OBJECTIVE
Without the pictures, return all of the material exactly as written.

DATA FOR THE TASK
····················

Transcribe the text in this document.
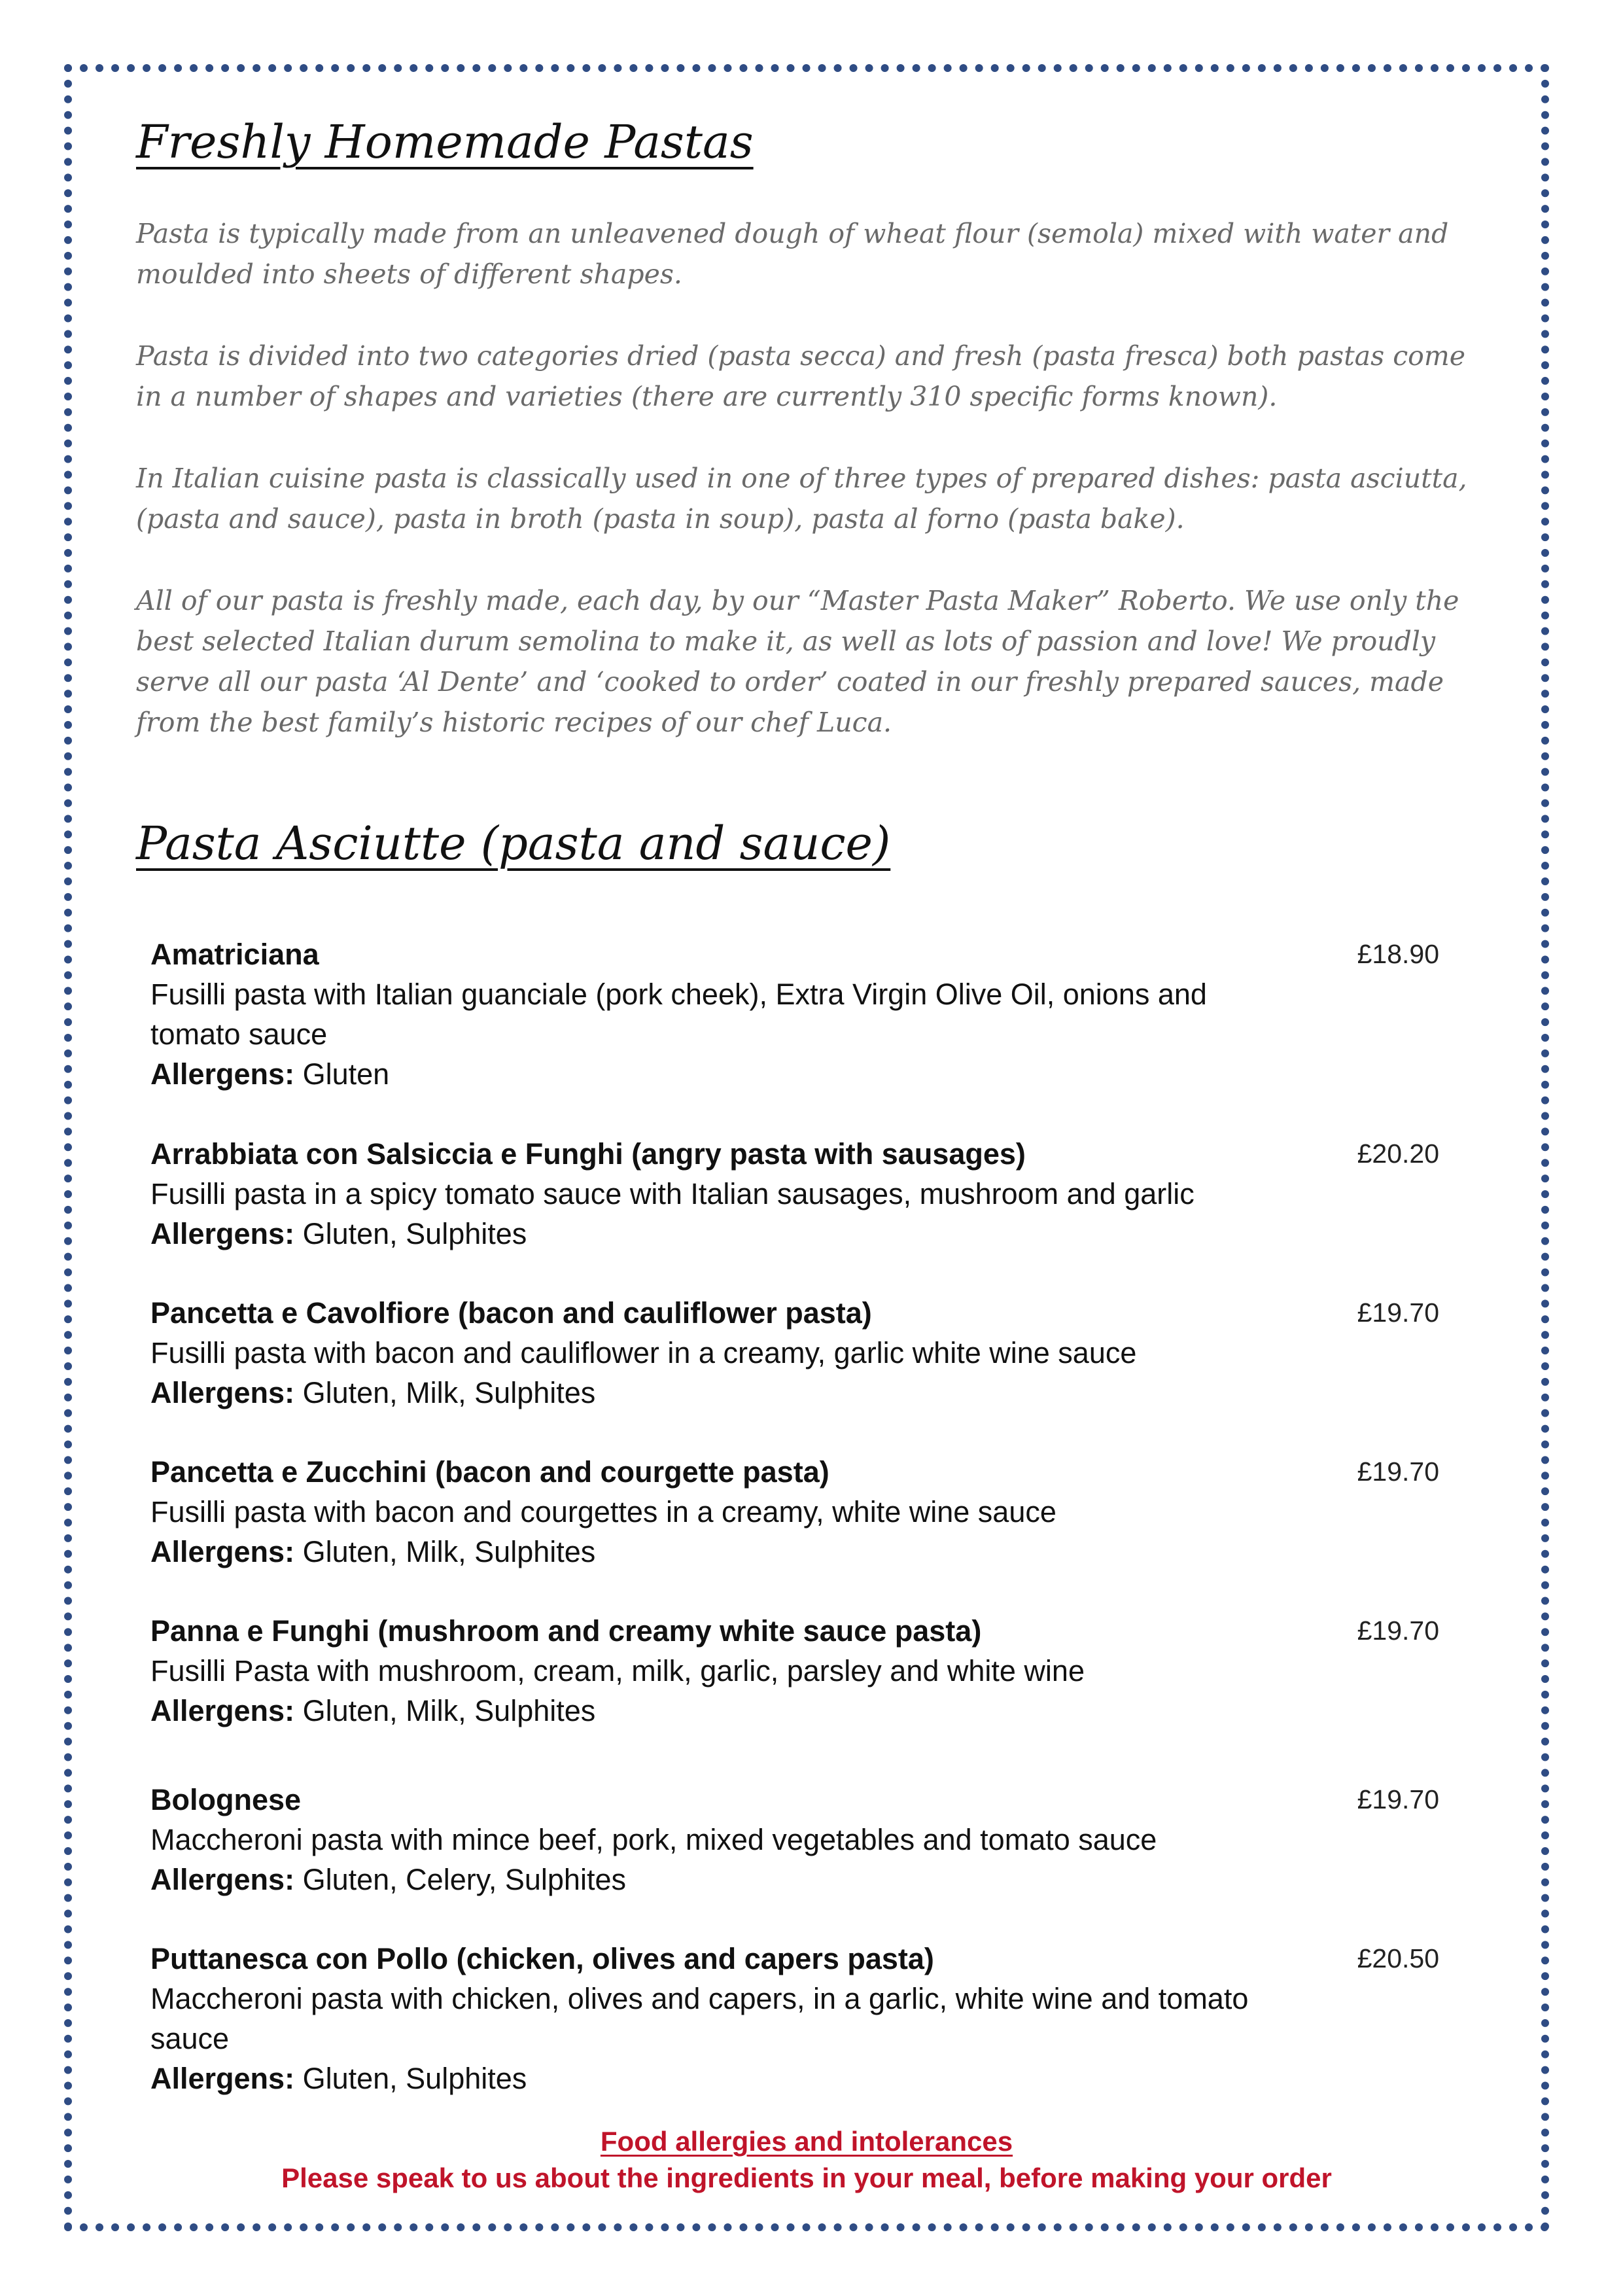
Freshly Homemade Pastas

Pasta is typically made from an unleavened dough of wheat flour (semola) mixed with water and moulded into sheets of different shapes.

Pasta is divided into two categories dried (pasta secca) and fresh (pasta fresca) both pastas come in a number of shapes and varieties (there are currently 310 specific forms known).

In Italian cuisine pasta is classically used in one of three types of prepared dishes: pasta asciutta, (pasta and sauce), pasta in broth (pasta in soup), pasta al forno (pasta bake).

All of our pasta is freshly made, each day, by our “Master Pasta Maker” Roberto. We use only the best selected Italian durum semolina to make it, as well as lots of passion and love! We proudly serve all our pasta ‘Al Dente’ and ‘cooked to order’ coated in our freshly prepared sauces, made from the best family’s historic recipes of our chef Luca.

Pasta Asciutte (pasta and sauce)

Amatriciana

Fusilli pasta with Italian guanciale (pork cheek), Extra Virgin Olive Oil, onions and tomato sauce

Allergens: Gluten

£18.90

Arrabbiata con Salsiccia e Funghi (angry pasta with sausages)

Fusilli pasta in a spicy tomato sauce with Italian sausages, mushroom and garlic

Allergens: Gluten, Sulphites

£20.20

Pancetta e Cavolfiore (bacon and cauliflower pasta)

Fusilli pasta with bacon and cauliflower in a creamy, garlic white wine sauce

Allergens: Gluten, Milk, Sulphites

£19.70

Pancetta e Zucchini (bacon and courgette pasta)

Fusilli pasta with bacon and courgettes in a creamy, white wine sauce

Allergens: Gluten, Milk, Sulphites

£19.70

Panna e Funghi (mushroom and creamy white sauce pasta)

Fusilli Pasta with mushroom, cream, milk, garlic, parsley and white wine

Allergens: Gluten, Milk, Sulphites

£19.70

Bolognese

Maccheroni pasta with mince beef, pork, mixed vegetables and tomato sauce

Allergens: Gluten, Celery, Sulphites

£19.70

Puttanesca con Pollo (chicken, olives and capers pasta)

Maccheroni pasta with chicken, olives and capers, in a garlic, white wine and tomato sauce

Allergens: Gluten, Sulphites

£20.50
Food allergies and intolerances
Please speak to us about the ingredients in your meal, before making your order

····················

TASK OUTPUT
Transcribe the text in this document.
Freshly Homemade Pastas

Pasta is typically made from an unleavened dough of wheat flour (semola) mixed with water and moulded into sheets of different shapes.

Pasta is divided into two categories dried (pasta secca) and fresh (pasta fresca) both pastas come in a number of shapes and varieties (there are currently 310 specific forms known).

In Italian cuisine pasta is classically used in one of three types of prepared dishes: pasta asciutta, (pasta and sauce), pasta in broth (pasta in soup), pasta al forno (pasta bake).

All of our pasta is freshly made, each day, by our “Master Pasta Maker” Roberto. We use only the best selected Italian durum semolina to make it, as well as lots of passion and love! We proudly serve all our pasta ‘Al Dente’ and ‘cooked to order’ coated in our freshly prepared sauces, made from the best family’s historic recipes of our chef Luca.

Pasta Asciutte (pasta and sauce)

Amatriciana

Fusilli pasta with Italian guanciale (pork cheek), Extra Virgin Olive Oil, onions and tomato sauce

Allergens: Gluten

£18.90

Arrabbiata con Salsiccia e Funghi (angry pasta with sausages)

Fusilli pasta in a spicy tomato sauce with Italian sausages, mushroom and garlic

Allergens: Gluten, Sulphites

£20.20

Pancetta e Cavolfiore (bacon and cauliflower pasta)

Fusilli pasta with bacon and cauliflower in a creamy, garlic white wine sauce

Allergens: Gluten, Milk, Sulphites

£19.70

Pancetta e Zucchini (bacon and courgette pasta)

Fusilli pasta with bacon and courgettes in a creamy, white wine sauce

Allergens: Gluten, Milk, Sulphites

£19.70

Panna e Funghi (mushroom and creamy white sauce pasta)

Fusilli Pasta with mushroom, cream, milk, garlic, parsley and white wine

Allergens: Gluten, Milk, Sulphites

£19.70

Bolognese

Maccheroni pasta with mince beef, pork, mixed vegetables and tomato sauce

Allergens: Gluten, Celery, Sulphites

£19.70

Puttanesca con Pollo (chicken, olives and capers pasta)

Maccheroni pasta with chicken, olives and capers, in a garlic, white wine and tomato sauce

Allergens: Gluten, Sulphites

£20.50
Food allergies and intolerances
Please speak to us about the ingredients in your meal, before making your order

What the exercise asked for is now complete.